The exercise:
Images are excluded; otherwise, output every record exactly.

(Dataset entries on figures)
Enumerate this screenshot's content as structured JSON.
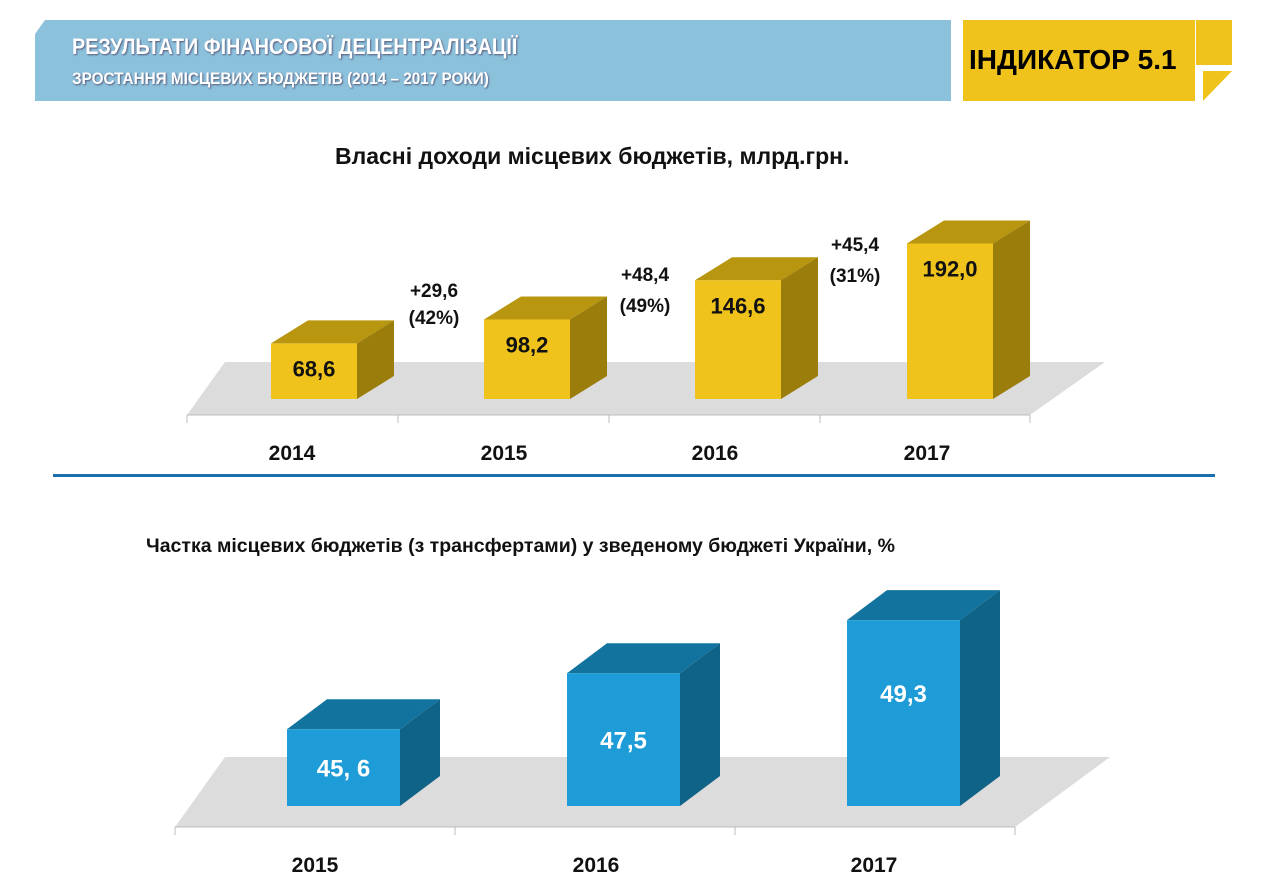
{
  "header": {
    "title": "РЕЗУЛЬТАТИ ФІНАНСОВОЇ ДЕЦЕНТРАЛІЗАЦІЇ",
    "subtitle": "ЗРОСТАННЯ МІСЦЕВИХ БЮДЖЕТІВ (2014 – 2017 РОКИ)",
    "indicator": "ІНДИКАТОР 5.1"
  },
  "chart_data": [
    {
      "type": "bar",
      "title": "Власні доходи місцевих бюджетів, млрд.грн.",
      "categories": [
        "2014",
        "2015",
        "2016",
        "2017"
      ],
      "values": [
        68.6,
        98.2,
        146.6,
        192.0
      ],
      "labels": [
        "68,6",
        "98,2",
        "146,6",
        "192,0"
      ],
      "annotations": [
        {
          "line1": "+29,6",
          "line2": "(42%)"
        },
        {
          "line1": "+48,4",
          "line2": "(49%)"
        },
        {
          "line1": "+45,4",
          "line2": "(31%)"
        }
      ],
      "colors": {
        "front": "#efc31c",
        "top": "#b8960f",
        "side": "#9a7d0b"
      }
    },
    {
      "type": "bar",
      "title": "Частка місцевих бюджетів (з трансфертами) у зведеному бюджеті України, %",
      "categories": [
        "2015",
        "2016",
        "2017"
      ],
      "values": [
        45.6,
        47.5,
        49.3
      ],
      "labels": [
        "45, 6",
        "47,5",
        "49,3"
      ],
      "colors": {
        "front": "#1e9cd7",
        "top": "#13739f",
        "side": "#0f6386"
      }
    }
  ]
}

Task result:
Enumerate this screenshot's content as structured JSON.
{
  "header": {
    "title": "РЕЗУЛЬТАТИ ФІНАНСОВОЇ ДЕЦЕНТРАЛІЗАЦІЇ",
    "subtitle": "ЗРОСТАННЯ МІСЦЕВИХ БЮДЖЕТІВ (2014 – 2017 РОКИ)",
    "indicator": "ІНДИКАТОР 5.1"
  },
  "chart_data": [
    {
      "type": "bar",
      "title": "Власні доходи місцевих бюджетів, млрд.грн.",
      "categories": [
        "2014",
        "2015",
        "2016",
        "2017"
      ],
      "values": [
        68.6,
        98.2,
        146.6,
        192.0
      ],
      "labels": [
        "68,6",
        "98,2",
        "146,6",
        "192,0"
      ],
      "annotations": [
        {
          "line1": "+29,6",
          "line2": "(42%)"
        },
        {
          "line1": "+48,4",
          "line2": "(49%)"
        },
        {
          "line1": "+45,4",
          "line2": "(31%)"
        }
      ],
      "colors": {
        "front": "#efc31c",
        "top": "#b8960f",
        "side": "#9a7d0b"
      }
    },
    {
      "type": "bar",
      "title": "Частка місцевих бюджетів (з трансфертами) у зведеному бюджеті України, %",
      "categories": [
        "2015",
        "2016",
        "2017"
      ],
      "values": [
        45.6,
        47.5,
        49.3
      ],
      "labels": [
        "45, 6",
        "47,5",
        "49,3"
      ],
      "colors": {
        "front": "#1e9cd7",
        "top": "#13739f",
        "side": "#0f6386"
      }
    }
  ]
}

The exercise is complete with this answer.